_Task_: Provide an exact transcription of all the records.

(Excerpt from a dataset)
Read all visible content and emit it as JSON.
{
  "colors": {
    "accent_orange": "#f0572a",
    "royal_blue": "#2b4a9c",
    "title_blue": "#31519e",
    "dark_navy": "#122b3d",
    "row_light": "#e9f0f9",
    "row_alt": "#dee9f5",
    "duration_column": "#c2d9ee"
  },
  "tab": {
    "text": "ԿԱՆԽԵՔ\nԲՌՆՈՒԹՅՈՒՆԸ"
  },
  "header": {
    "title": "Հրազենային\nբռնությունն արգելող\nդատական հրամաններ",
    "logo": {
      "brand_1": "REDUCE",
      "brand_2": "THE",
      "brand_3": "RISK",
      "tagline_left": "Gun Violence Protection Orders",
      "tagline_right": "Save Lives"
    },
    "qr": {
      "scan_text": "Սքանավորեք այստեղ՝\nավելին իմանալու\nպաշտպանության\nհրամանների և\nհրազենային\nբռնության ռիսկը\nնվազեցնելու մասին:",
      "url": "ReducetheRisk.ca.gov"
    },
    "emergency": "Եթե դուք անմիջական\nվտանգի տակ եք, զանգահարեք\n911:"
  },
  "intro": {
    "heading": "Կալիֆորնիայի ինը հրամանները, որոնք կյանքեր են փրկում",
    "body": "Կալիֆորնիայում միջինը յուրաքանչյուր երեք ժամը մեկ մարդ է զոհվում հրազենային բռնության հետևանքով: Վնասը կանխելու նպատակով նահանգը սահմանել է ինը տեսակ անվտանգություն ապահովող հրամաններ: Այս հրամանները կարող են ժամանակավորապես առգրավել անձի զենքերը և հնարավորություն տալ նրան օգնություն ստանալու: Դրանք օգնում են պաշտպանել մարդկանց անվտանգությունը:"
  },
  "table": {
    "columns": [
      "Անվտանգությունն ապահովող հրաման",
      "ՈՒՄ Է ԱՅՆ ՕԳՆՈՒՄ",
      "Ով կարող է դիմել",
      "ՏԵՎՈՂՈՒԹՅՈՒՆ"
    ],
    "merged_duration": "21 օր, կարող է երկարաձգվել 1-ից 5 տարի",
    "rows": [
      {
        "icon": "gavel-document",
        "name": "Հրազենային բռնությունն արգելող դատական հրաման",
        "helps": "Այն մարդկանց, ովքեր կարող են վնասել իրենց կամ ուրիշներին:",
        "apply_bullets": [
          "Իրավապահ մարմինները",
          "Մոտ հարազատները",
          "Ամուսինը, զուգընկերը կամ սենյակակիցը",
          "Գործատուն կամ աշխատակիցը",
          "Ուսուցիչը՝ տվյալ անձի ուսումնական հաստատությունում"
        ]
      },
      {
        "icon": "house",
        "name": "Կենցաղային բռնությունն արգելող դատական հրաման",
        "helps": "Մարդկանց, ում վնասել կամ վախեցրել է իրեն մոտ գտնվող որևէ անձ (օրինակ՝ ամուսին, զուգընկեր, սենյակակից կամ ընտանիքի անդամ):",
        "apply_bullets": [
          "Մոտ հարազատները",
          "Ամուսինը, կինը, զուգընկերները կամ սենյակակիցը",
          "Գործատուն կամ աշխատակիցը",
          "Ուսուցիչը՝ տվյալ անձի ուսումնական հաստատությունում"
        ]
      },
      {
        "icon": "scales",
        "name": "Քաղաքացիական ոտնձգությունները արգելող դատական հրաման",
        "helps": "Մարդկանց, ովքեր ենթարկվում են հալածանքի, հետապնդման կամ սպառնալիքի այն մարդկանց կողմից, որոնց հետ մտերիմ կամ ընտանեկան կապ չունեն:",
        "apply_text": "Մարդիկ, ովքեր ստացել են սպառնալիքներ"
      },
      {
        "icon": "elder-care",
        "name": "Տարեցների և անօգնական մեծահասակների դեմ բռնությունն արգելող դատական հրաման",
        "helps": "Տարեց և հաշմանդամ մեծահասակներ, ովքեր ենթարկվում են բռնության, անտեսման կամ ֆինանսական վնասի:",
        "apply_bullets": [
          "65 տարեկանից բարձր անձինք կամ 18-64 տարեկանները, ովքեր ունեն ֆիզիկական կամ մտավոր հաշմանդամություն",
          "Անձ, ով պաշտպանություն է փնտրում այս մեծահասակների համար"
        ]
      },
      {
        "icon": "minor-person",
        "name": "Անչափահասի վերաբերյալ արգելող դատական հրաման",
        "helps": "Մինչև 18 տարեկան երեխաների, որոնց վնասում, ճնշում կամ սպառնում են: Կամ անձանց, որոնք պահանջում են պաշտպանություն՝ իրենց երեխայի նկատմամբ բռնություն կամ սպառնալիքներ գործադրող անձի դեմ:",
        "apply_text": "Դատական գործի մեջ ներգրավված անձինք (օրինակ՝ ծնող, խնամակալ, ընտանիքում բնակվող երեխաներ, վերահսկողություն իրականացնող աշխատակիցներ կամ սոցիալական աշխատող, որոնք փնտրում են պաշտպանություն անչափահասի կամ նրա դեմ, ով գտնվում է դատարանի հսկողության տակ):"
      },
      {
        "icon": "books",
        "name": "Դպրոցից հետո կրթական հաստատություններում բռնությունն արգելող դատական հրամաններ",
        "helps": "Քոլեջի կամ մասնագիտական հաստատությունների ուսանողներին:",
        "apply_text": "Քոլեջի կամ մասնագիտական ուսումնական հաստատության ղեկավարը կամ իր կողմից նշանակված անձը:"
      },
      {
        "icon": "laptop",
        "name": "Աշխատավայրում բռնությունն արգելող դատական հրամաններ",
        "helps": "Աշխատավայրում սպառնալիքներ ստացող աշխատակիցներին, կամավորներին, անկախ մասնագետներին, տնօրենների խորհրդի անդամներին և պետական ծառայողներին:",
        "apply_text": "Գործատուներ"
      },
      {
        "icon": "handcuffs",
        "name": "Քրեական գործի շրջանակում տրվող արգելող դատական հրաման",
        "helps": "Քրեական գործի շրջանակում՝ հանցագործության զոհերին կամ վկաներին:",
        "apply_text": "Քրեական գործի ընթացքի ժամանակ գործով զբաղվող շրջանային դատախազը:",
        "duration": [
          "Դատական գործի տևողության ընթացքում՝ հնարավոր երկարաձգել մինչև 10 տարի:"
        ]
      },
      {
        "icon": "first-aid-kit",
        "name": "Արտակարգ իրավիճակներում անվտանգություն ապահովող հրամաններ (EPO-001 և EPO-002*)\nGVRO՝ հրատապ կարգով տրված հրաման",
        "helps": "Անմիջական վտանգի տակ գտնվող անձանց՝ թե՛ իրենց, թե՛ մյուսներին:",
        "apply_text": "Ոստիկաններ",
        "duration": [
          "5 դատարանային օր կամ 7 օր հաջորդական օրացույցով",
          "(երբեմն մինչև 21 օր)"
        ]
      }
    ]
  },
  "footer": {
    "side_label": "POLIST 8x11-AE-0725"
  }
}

_Output_:
Read all visible content and emit it as JSON.
{
  "colors": {
    "accent_orange": "#f0572a",
    "royal_blue": "#2b4a9c",
    "title_blue": "#31519e",
    "dark_navy": "#122b3d",
    "row_light": "#e9f0f9",
    "row_alt": "#dee9f5",
    "duration_column": "#c2d9ee"
  },
  "tab": {
    "text": "ԿԱՆԽԵՔ\nԲՌՆՈՒԹՅՈՒՆԸ"
  },
  "header": {
    "title": "Հրազենային\nբռնությունն արգելող\nդատական հրամաններ",
    "logo": {
      "brand_1": "REDUCE",
      "brand_2": "THE",
      "brand_3": "RISK",
      "tagline_left": "Gun Violence Protection Orders",
      "tagline_right": "Save Lives"
    },
    "qr": {
      "scan_text": "Սքանավորեք այստեղ՝\nավելին իմանալու\nպաշտպանության\nհրամանների և\nհրազենային\nբռնության ռիսկը\nնվազեցնելու մասին:",
      "url": "ReducetheRisk.ca.gov"
    },
    "emergency": "Եթե դուք անմիջական\nվտանգի տակ եք, զանգահարեք\n911:"
  },
  "intro": {
    "heading": "Կալիֆորնիայի ինը հրամանները, որոնք կյանքեր են փրկում",
    "body": "Կալիֆորնիայում միջինը յուրաքանչյուր երեք ժամը մեկ մարդ է զոհվում հրազենային բռնության հետևանքով: Վնասը կանխելու նպատակով նահանգը սահմանել է ինը տեսակ անվտանգություն ապահովող հրամաններ: Այս հրամանները կարող են ժամանակավորապես առգրավել անձի զենքերը և հնարավորություն տալ նրան օգնություն ստանալու: Դրանք օգնում են պաշտպանել մարդկանց անվտանգությունը:"
  },
  "table": {
    "columns": [
      "Անվտանգությունն ապահովող հրաման",
      "ՈՒՄ Է ԱՅՆ ՕԳՆՈՒՄ",
      "Ով կարող է դիմել",
      "ՏԵՎՈՂՈՒԹՅՈՒՆ"
    ],
    "merged_duration": "21 օր, կարող է երկարաձգվել 1-ից 5 տարի",
    "rows": [
      {
        "icon": "gavel-document",
        "name": "Հրազենային բռնությունն արգելող դատական հրաման",
        "helps": "Այն մարդկանց, ովքեր կարող են վնասել իրենց կամ ուրիշներին:",
        "apply_bullets": [
          "Իրավապահ մարմինները",
          "Մոտ հարազատները",
          "Ամուսինը, զուգընկերը կամ սենյակակիցը",
          "Գործատուն կամ աշխատակիցը",
          "Ուսուցիչը՝ տվյալ անձի ուսումնական հաստատությունում"
        ]
      },
      {
        "icon": "house",
        "name": "Կենցաղային բռնությունն արգելող դատական հրաման",
        "helps": "Մարդկանց, ում վնասել կամ վախեցրել է իրեն մոտ գտնվող որևէ անձ (օրինակ՝ ամուսին, զուգընկեր, սենյակակից կամ ընտանիքի անդամ):",
        "apply_bullets": [
          "Մոտ հարազատները",
          "Ամուսինը, կինը, զուգընկերները կամ սենյակակիցը",
          "Գործատուն կամ աշխատակիցը",
          "Ուսուցիչը՝ տվյալ անձի ուսումնական հաստատությունում"
        ]
      },
      {
        "icon": "scales",
        "name": "Քաղաքացիական ոտնձգությունները արգելող դատական հրաման",
        "helps": "Մարդկանց, ովքեր ենթարկվում են հալածանքի, հետապնդման կամ սպառնալիքի այն մարդկանց կողմից, որոնց հետ մտերիմ կամ ընտանեկան կապ չունեն:",
        "apply_text": "Մարդիկ, ովքեր ստացել են սպառնալիքներ"
      },
      {
        "icon": "elder-care",
        "name": "Տարեցների և անօգնական մեծահասակների դեմ բռնությունն արգելող դատական հրաման",
        "helps": "Տարեց և հաշմանդամ մեծահասակներ, ովքեր ենթարկվում են բռնության, անտեսման կամ ֆինանսական վնասի:",
        "apply_bullets": [
          "65 տարեկանից բարձր անձինք կամ 18-64 տարեկանները, ովքեր ունեն ֆիզիկական կամ մտավոր հաշմանդամություն",
          "Անձ, ով պաշտպանություն է փնտրում այս մեծահասակների համար"
        ]
      },
      {
        "icon": "minor-person",
        "name": "Անչափահասի վերաբերյալ արգելող դատական հրաման",
        "helps": "Մինչև 18 տարեկան երեխաների, որոնց վնասում, ճնշում կամ սպառնում են: Կամ անձանց, որոնք պահանջում են պաշտպանություն՝ իրենց երեխայի նկատմամբ բռնություն կամ սպառնալիքներ գործադրող անձի դեմ:",
        "apply_text": "Դատական գործի մեջ ներգրավված անձինք (օրինակ՝ ծնող, խնամակալ, ընտանիքում բնակվող երեխաներ, վերահսկողություն իրականացնող աշխատակիցներ կամ սոցիալական աշխատող, որոնք փնտրում են պաշտպանություն անչափահասի կամ նրա դեմ, ով գտնվում է դատարանի հսկողության տակ):"
      },
      {
        "icon": "books",
        "name": "Դպրոցից հետո կրթական հաստատություններում բռնությունն արգելող դատական հրամաններ",
        "helps": "Քոլեջի կամ մասնագիտական հաստատությունների ուսանողներին:",
        "apply_text": "Քոլեջի կամ մասնագիտական ուսումնական հաստատության ղեկավարը կամ իր կողմից նշանակված անձը:"
      },
      {
        "icon": "laptop",
        "name": "Աշխատավայրում բռնությունն արգելող դատական հրամաններ",
        "helps": "Աշխատավայրում սպառնալիքներ ստացող աշխատակիցներին, կամավորներին, անկախ մասնագետներին, տնօրենների խորհրդի անդամներին և պետական ծառայողներին:",
        "apply_text": "Գործատուներ"
      },
      {
        "icon": "handcuffs",
        "name": "Քրեական գործի շրջանակում տրվող արգելող դատական հրաման",
        "helps": "Քրեական գործի շրջանակում՝ հանցագործության զոհերին կամ վկաներին:",
        "apply_text": "Քրեական գործի ընթացքի ժամանակ գործով զբաղվող շրջանային դատախազը:",
        "duration": [
          "Դատական գործի տևողության ընթացքում՝ հնարավոր երկարաձգել մինչև 10 տարի:"
        ]
      },
      {
        "icon": "first-aid-kit",
        "name": "Արտակարգ իրավիճակներում անվտանգություն ապահովող հրամաններ (EPO-001 և EPO-002*)\nGVRO՝ հրատապ կարգով տրված հրաման",
        "helps": "Անմիջական վտանգի տակ գտնվող անձանց՝ թե՛ իրենց, թե՛ մյուսներին:",
        "apply_text": "Ոստիկաններ",
        "duration": [
          "5 դատարանային օր կամ 7 օր հաջորդական օրացույցով",
          "(երբեմն մինչև 21 օր)"
        ]
      }
    ]
  },
  "footer": {
    "side_label": "POLIST 8x11-AE-0725"
  }
}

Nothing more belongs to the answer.